■ **Objective**:
Copy every entry word for word. Skip the pictures.

Dataset records
# # # # #

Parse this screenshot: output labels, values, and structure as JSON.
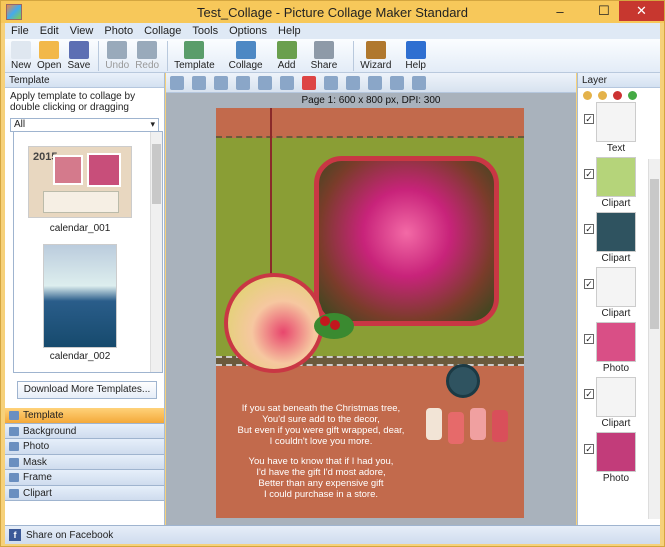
{
  "window": {
    "title": "Test_Collage - Picture Collage Maker Standard"
  },
  "menu": [
    "File",
    "Edit",
    "View",
    "Photo",
    "Collage",
    "Tools",
    "Options",
    "Help"
  ],
  "toolbar": [
    {
      "label": "New",
      "color": "#dfe7f0"
    },
    {
      "label": "Open",
      "color": "#f2b84a"
    },
    {
      "label": "Save",
      "color": "#5d6fb3"
    },
    {
      "label": "Undo",
      "color": "#9ab",
      "disabled": true
    },
    {
      "label": "Redo",
      "color": "#9ab",
      "disabled": true
    },
    {
      "label": "Template",
      "color": "#5a9d6a"
    },
    {
      "label": "Collage",
      "color": "#4d88c4"
    },
    {
      "label": "Add",
      "color": "#6a9f4e"
    },
    {
      "label": "Share",
      "color": "#8e9aa8"
    },
    {
      "label": "Wizard",
      "color": "#b0782e"
    },
    {
      "label": "Help",
      "color": "#2f6fd1"
    }
  ],
  "left": {
    "header": "Template",
    "hint": "Apply template to collage by double clicking or dragging",
    "filter": "All",
    "templates": [
      "calendar_001",
      "calendar_002"
    ],
    "thumb_year": "2015",
    "download_label": "Download More Templates...",
    "nav": [
      "Template",
      "Background",
      "Photo",
      "Mask",
      "Frame",
      "Clipart"
    ]
  },
  "canvas": {
    "page_info": "Page 1: 600 x 800 px, DPI: 300",
    "poem1": [
      "If you sat beneath the Christmas tree,",
      "You'd sure add to the decor,",
      "But even if you were gift wrapped, dear,",
      "I couldn't love you more."
    ],
    "poem2": [
      "You have to know that if I had you,",
      "I'd have the gift I'd most adore,",
      "Better than any expensive gift",
      "I could purchase in a store."
    ]
  },
  "right": {
    "header": "Layer",
    "layers": [
      {
        "label": "Text",
        "color": "#f4f4f4"
      },
      {
        "label": "Clipart",
        "color": "#b5d47a"
      },
      {
        "label": "Clipart",
        "color": "#2f5360"
      },
      {
        "label": "Clipart",
        "color": "#f4f4f4"
      },
      {
        "label": "Photo",
        "color": "#d94f86"
      },
      {
        "label": "Clipart",
        "color": "#f4f4f4"
      },
      {
        "label": "Photo",
        "color": "#c23c7a"
      }
    ]
  },
  "status": {
    "share": "Share on Facebook"
  }
}
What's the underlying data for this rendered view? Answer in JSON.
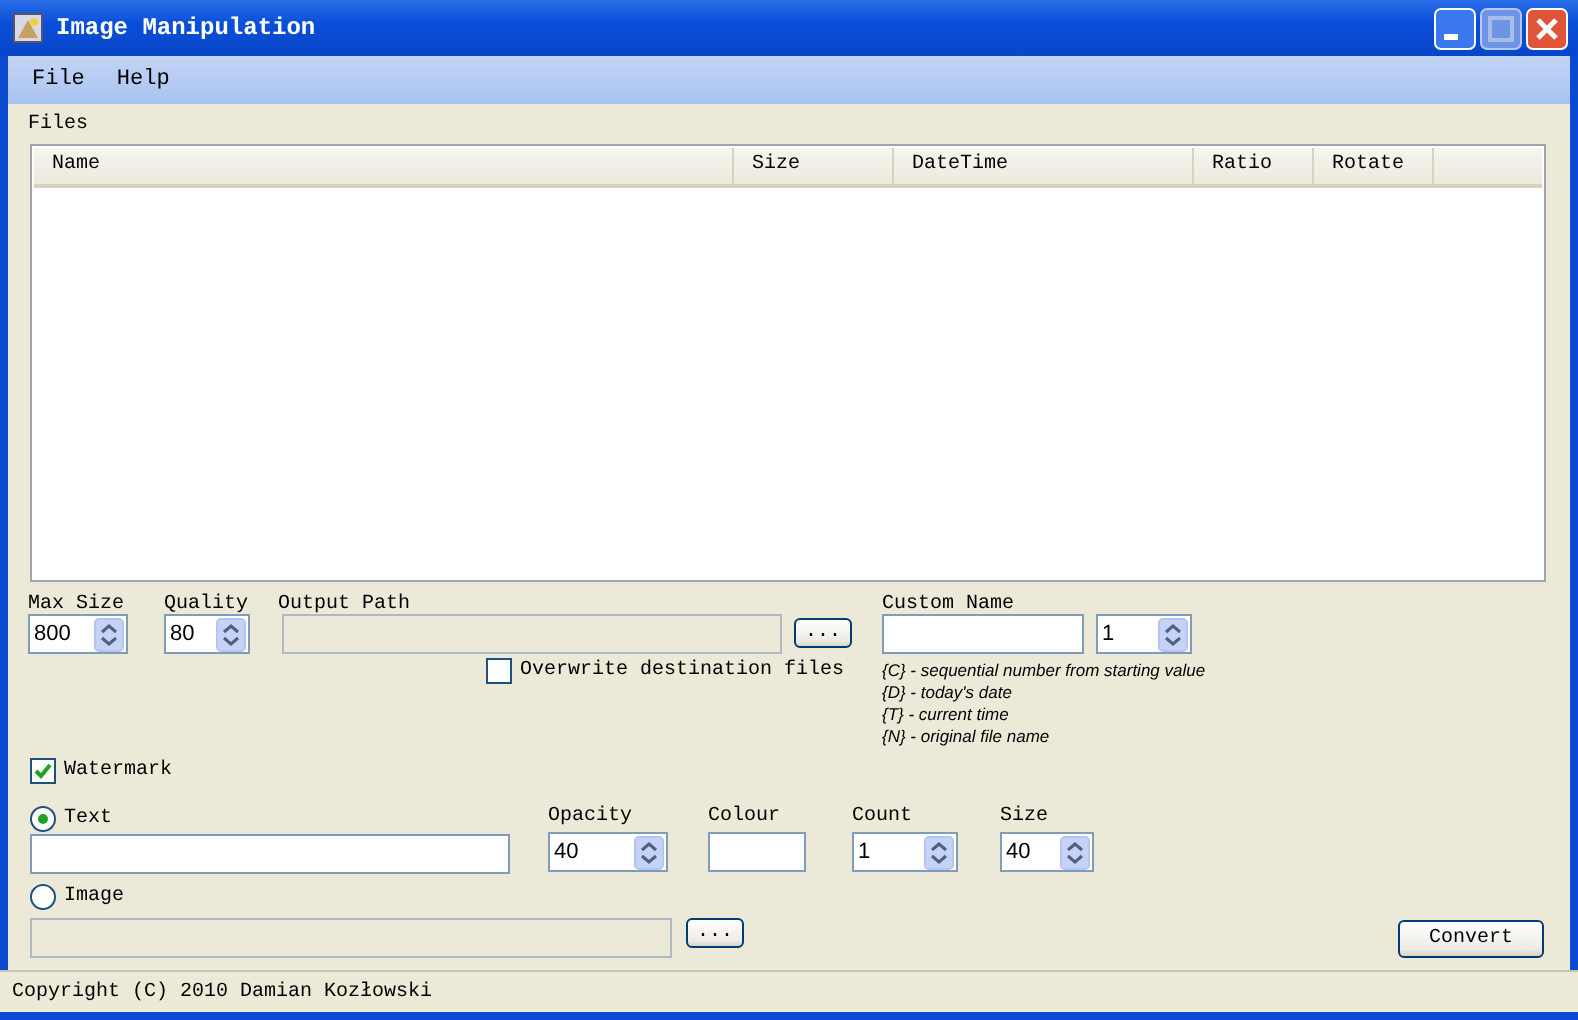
{
  "window": {
    "title": "Image Manipulation"
  },
  "menu": [
    {
      "label": "File"
    },
    {
      "label": "Help"
    }
  ],
  "files": {
    "label": "Files",
    "columns": [
      "Name",
      "Size",
      "DateTime",
      "Ratio",
      "Rotate"
    ]
  },
  "max_size": {
    "label": "Max Size",
    "value": "800"
  },
  "quality": {
    "label": "Quality",
    "value": "80"
  },
  "output_path": {
    "label": "Output Path",
    "button": "..."
  },
  "overwrite": {
    "label": "Overwrite destination files",
    "checked": false
  },
  "custom_name": {
    "label": "Custom Name",
    "start": "1",
    "hints": [
      "{C} - sequential number from starting value",
      "{D} - today's date",
      "{T} - current time",
      "{N} - original file name"
    ]
  },
  "watermark": {
    "label": "Watermark",
    "checked": true,
    "options": [
      {
        "label": "Text",
        "selected": true
      },
      {
        "label": "Image",
        "selected": false
      }
    ],
    "opacity": {
      "label": "Opacity",
      "value": "40"
    },
    "colour": {
      "label": "Colour"
    },
    "count": {
      "label": "Count",
      "value": "1"
    },
    "size": {
      "label": "Size",
      "value": "40"
    },
    "image_button": "..."
  },
  "convert_button": "Convert",
  "status_bar": "Copyright (C) 2010 Damian Kozłowski"
}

# # # # #

■ **Solution for this task**:
Parse this screenshot: output labels, values, and structure as JSON.
{
  "window": {
    "title": "Test_Collage - Picture Collage Maker Standard"
  },
  "menu": [
    "File",
    "Edit",
    "View",
    "Photo",
    "Collage",
    "Tools",
    "Options",
    "Help"
  ],
  "toolbar": [
    {
      "label": "New",
      "color": "#dfe7f0"
    },
    {
      "label": "Open",
      "color": "#f2b84a"
    },
    {
      "label": "Save",
      "color": "#5d6fb3"
    },
    {
      "label": "Undo",
      "color": "#9ab",
      "disabled": true
    },
    {
      "label": "Redo",
      "color": "#9ab",
      "disabled": true
    },
    {
      "label": "Template",
      "color": "#5a9d6a"
    },
    {
      "label": "Collage",
      "color": "#4d88c4"
    },
    {
      "label": "Add",
      "color": "#6a9f4e"
    },
    {
      "label": "Share",
      "color": "#8e9aa8"
    },
    {
      "label": "Wizard",
      "color": "#b0782e"
    },
    {
      "label": "Help",
      "color": "#2f6fd1"
    }
  ],
  "left": {
    "header": "Template",
    "hint": "Apply template to collage by double clicking or dragging",
    "filter": "All",
    "templates": [
      "calendar_001",
      "calendar_002"
    ],
    "thumb_year": "2015",
    "download_label": "Download More Templates...",
    "nav": [
      "Template",
      "Background",
      "Photo",
      "Mask",
      "Frame",
      "Clipart"
    ]
  },
  "canvas": {
    "page_info": "Page 1: 600 x 800 px, DPI: 300",
    "poem1": [
      "If you sat beneath the Christmas tree,",
      "You'd sure add to the decor,",
      "But even if you were gift wrapped, dear,",
      "I couldn't love you more."
    ],
    "poem2": [
      "You have to know that if I had you,",
      "I'd have the gift I'd most adore,",
      "Better than any expensive gift",
      "I could purchase in a store."
    ]
  },
  "right": {
    "header": "Layer",
    "layers": [
      {
        "label": "Text",
        "color": "#f4f4f4"
      },
      {
        "label": "Clipart",
        "color": "#b5d47a"
      },
      {
        "label": "Clipart",
        "color": "#2f5360"
      },
      {
        "label": "Clipart",
        "color": "#f4f4f4"
      },
      {
        "label": "Photo",
        "color": "#d94f86"
      },
      {
        "label": "Clipart",
        "color": "#f4f4f4"
      },
      {
        "label": "Photo",
        "color": "#c23c7a"
      }
    ]
  },
  "status": {
    "share": "Share on Facebook"
  }
}
What's the underlying data for this rendered view? Answer in JSON.
{
  "window": {
    "title": "Image Manipulation"
  },
  "menu": [
    {
      "label": "File"
    },
    {
      "label": "Help"
    }
  ],
  "files": {
    "label": "Files",
    "columns": [
      "Name",
      "Size",
      "DateTime",
      "Ratio",
      "Rotate"
    ]
  },
  "max_size": {
    "label": "Max Size",
    "value": "800"
  },
  "quality": {
    "label": "Quality",
    "value": "80"
  },
  "output_path": {
    "label": "Output Path",
    "button": "..."
  },
  "overwrite": {
    "label": "Overwrite destination files",
    "checked": false
  },
  "custom_name": {
    "label": "Custom Name",
    "start": "1",
    "hints": [
      "{C} - sequential number from starting value",
      "{D} - today's date",
      "{T} - current time",
      "{N} - original file name"
    ]
  },
  "watermark": {
    "label": "Watermark",
    "checked": true,
    "options": [
      {
        "label": "Text",
        "selected": true
      },
      {
        "label": "Image",
        "selected": false
      }
    ],
    "opacity": {
      "label": "Opacity",
      "value": "40"
    },
    "colour": {
      "label": "Colour"
    },
    "count": {
      "label": "Count",
      "value": "1"
    },
    "size": {
      "label": "Size",
      "value": "40"
    },
    "image_button": "..."
  },
  "convert_button": "Convert",
  "status_bar": "Copyright (C) 2010 Damian Kozłowski"
}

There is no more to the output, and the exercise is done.